**DATA PROVIDED**.
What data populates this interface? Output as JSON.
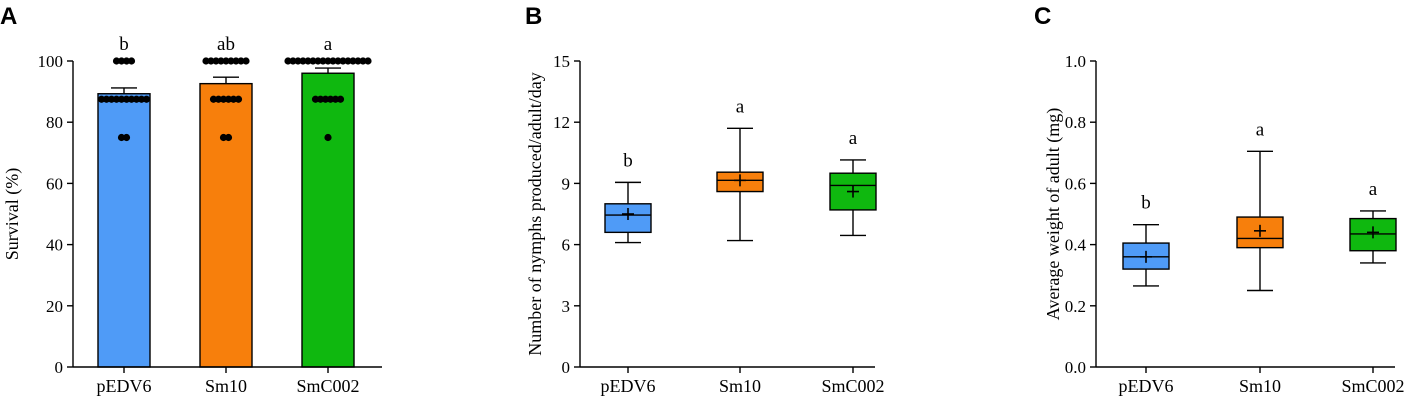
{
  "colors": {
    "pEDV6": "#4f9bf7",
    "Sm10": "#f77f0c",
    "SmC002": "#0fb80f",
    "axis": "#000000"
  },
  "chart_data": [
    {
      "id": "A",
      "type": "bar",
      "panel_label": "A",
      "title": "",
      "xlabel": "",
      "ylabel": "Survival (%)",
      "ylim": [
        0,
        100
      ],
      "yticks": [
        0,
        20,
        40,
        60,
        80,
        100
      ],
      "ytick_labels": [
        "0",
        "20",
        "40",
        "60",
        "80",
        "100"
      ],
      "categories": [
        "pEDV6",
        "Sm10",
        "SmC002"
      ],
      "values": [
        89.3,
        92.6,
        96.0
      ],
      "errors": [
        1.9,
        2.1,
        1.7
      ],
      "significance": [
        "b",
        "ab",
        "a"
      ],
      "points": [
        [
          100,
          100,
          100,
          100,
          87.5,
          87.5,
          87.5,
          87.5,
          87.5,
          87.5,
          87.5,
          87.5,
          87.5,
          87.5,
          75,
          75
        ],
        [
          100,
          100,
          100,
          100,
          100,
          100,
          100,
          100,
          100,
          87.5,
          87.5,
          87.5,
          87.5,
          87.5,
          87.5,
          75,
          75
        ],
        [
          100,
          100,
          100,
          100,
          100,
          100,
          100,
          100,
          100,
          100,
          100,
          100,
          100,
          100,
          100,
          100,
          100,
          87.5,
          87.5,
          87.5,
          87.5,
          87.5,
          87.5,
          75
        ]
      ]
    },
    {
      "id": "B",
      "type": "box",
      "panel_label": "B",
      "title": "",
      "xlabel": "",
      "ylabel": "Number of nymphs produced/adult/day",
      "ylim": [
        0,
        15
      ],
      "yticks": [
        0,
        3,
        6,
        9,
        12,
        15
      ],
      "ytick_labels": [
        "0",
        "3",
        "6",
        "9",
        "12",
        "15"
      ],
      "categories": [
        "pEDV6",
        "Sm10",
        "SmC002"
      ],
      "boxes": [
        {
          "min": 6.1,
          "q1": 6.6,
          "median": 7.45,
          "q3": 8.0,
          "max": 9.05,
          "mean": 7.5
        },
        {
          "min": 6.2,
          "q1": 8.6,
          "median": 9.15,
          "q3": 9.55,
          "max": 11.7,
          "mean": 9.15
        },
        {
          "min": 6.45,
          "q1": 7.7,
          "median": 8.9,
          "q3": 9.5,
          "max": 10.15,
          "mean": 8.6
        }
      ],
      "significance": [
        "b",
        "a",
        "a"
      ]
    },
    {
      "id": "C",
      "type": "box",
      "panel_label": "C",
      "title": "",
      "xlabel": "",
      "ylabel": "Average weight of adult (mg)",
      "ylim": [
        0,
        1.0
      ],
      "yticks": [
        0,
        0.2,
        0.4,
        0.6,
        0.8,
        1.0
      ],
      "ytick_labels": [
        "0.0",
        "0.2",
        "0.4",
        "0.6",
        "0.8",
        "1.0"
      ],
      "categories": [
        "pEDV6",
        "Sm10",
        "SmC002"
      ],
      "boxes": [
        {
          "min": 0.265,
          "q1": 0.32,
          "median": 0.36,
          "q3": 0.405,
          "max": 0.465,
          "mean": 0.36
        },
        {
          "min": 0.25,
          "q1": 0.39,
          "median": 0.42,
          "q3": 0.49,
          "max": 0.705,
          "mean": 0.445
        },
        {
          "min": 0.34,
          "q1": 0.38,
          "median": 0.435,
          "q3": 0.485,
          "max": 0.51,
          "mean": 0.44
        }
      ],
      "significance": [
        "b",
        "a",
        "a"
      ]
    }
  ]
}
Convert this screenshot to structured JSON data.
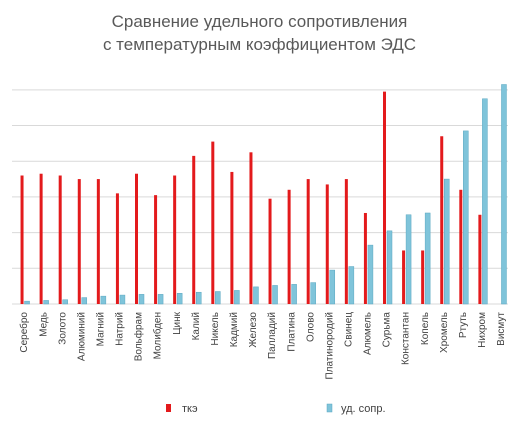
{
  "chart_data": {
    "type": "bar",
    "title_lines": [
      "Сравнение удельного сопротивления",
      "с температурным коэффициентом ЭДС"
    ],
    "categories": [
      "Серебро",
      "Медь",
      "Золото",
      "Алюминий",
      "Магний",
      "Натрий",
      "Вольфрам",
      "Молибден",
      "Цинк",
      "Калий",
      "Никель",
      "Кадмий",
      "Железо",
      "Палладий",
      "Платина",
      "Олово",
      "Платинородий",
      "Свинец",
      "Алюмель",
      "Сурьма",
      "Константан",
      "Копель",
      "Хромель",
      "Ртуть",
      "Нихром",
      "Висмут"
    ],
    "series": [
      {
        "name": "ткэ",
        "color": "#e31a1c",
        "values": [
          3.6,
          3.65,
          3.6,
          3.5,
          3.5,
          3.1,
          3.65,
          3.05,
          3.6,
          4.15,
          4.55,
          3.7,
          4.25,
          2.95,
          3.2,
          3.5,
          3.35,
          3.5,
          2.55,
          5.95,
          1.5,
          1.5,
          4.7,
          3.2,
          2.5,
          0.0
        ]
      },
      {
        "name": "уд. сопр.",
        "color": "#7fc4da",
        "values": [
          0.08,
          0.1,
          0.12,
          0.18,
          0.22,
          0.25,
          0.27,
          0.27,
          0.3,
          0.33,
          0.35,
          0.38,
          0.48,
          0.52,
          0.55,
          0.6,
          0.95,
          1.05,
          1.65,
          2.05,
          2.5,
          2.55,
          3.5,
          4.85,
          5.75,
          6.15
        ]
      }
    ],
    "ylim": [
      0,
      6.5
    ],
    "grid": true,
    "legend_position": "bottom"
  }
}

**AIM**. Count all lines of the data that include "median". The answer is the number alone.

**CORRECT OUTPUT**. 6